▶ Exercise data
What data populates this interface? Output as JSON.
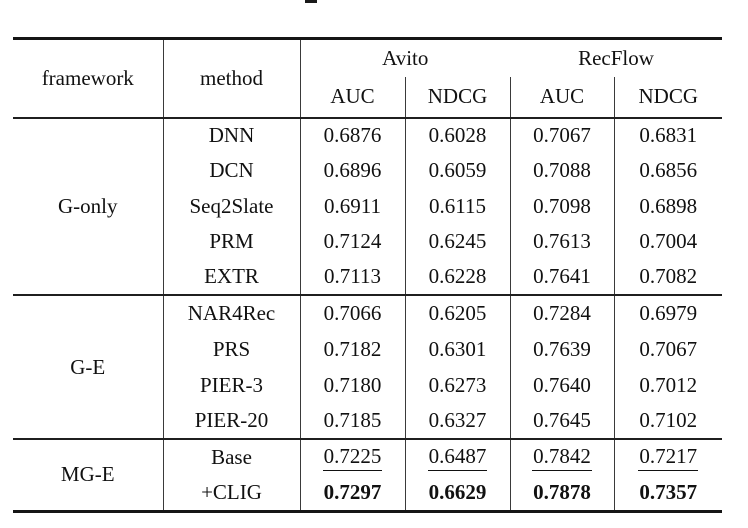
{
  "page": {
    "background": "#ffffff",
    "caption_fragment_present": true
  },
  "table": {
    "header": {
      "framework": "framework",
      "method": "method",
      "groups": [
        {
          "label": "Avito",
          "metrics": [
            "AUC",
            "NDCG"
          ]
        },
        {
          "label": "RecFlow",
          "metrics": [
            "AUC",
            "NDCG"
          ]
        }
      ]
    },
    "sections": [
      {
        "framework": "G-only",
        "rows": [
          {
            "method": "DNN",
            "values": [
              "0.6876",
              "0.6028",
              "0.7067",
              "0.6831"
            ]
          },
          {
            "method": "DCN",
            "values": [
              "0.6896",
              "0.6059",
              "0.7088",
              "0.6856"
            ]
          },
          {
            "method": "Seq2Slate",
            "values": [
              "0.6911",
              "0.6115",
              "0.7098",
              "0.6898"
            ]
          },
          {
            "method": "PRM",
            "values": [
              "0.7124",
              "0.6245",
              "0.7613",
              "0.7004"
            ]
          },
          {
            "method": "EXTR",
            "values": [
              "0.7113",
              "0.6228",
              "0.7641",
              "0.7082"
            ]
          }
        ]
      },
      {
        "framework": "G-E",
        "rows": [
          {
            "method": "NAR4Rec",
            "values": [
              "0.7066",
              "0.6205",
              "0.7284",
              "0.6979"
            ]
          },
          {
            "method": "PRS",
            "values": [
              "0.7182",
              "0.6301",
              "0.7639",
              "0.7067"
            ]
          },
          {
            "method": "PIER-3",
            "values": [
              "0.7180",
              "0.6273",
              "0.7640",
              "0.7012"
            ]
          },
          {
            "method": "PIER-20",
            "values": [
              "0.7185",
              "0.6327",
              "0.7645",
              "0.7102"
            ]
          }
        ]
      },
      {
        "framework": "MG-E",
        "rows": [
          {
            "method": "Base",
            "emphasis": "underline",
            "values": [
              "0.7225",
              "0.6487",
              "0.7842",
              "0.7217"
            ]
          },
          {
            "method": "+CLIG",
            "emphasis": "bold",
            "values": [
              "0.7297",
              "0.6629",
              "0.7878",
              "0.7357"
            ]
          }
        ]
      }
    ]
  },
  "colors": {
    "top_bottom_rule": "#151515",
    "section_rule": "#1f1f1f",
    "grid_line": "#3a3a3a",
    "text": "#111111"
  }
}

▶ Aim of the exercise
Repeat each entry above word for word, leaving every picture out.

▶ Solution for this problem
What data populates this interface? Output as JSON.
{
  "page": {
    "background": "#ffffff",
    "caption_fragment_present": true
  },
  "table": {
    "header": {
      "framework": "framework",
      "method": "method",
      "groups": [
        {
          "label": "Avito",
          "metrics": [
            "AUC",
            "NDCG"
          ]
        },
        {
          "label": "RecFlow",
          "metrics": [
            "AUC",
            "NDCG"
          ]
        }
      ]
    },
    "sections": [
      {
        "framework": "G-only",
        "rows": [
          {
            "method": "DNN",
            "values": [
              "0.6876",
              "0.6028",
              "0.7067",
              "0.6831"
            ]
          },
          {
            "method": "DCN",
            "values": [
              "0.6896",
              "0.6059",
              "0.7088",
              "0.6856"
            ]
          },
          {
            "method": "Seq2Slate",
            "values": [
              "0.6911",
              "0.6115",
              "0.7098",
              "0.6898"
            ]
          },
          {
            "method": "PRM",
            "values": [
              "0.7124",
              "0.6245",
              "0.7613",
              "0.7004"
            ]
          },
          {
            "method": "EXTR",
            "values": [
              "0.7113",
              "0.6228",
              "0.7641",
              "0.7082"
            ]
          }
        ]
      },
      {
        "framework": "G-E",
        "rows": [
          {
            "method": "NAR4Rec",
            "values": [
              "0.7066",
              "0.6205",
              "0.7284",
              "0.6979"
            ]
          },
          {
            "method": "PRS",
            "values": [
              "0.7182",
              "0.6301",
              "0.7639",
              "0.7067"
            ]
          },
          {
            "method": "PIER-3",
            "values": [
              "0.7180",
              "0.6273",
              "0.7640",
              "0.7012"
            ]
          },
          {
            "method": "PIER-20",
            "values": [
              "0.7185",
              "0.6327",
              "0.7645",
              "0.7102"
            ]
          }
        ]
      },
      {
        "framework": "MG-E",
        "rows": [
          {
            "method": "Base",
            "emphasis": "underline",
            "values": [
              "0.7225",
              "0.6487",
              "0.7842",
              "0.7217"
            ]
          },
          {
            "method": "+CLIG",
            "emphasis": "bold",
            "values": [
              "0.7297",
              "0.6629",
              "0.7878",
              "0.7357"
            ]
          }
        ]
      }
    ]
  },
  "colors": {
    "top_bottom_rule": "#151515",
    "section_rule": "#1f1f1f",
    "grid_line": "#3a3a3a",
    "text": "#111111"
  }
}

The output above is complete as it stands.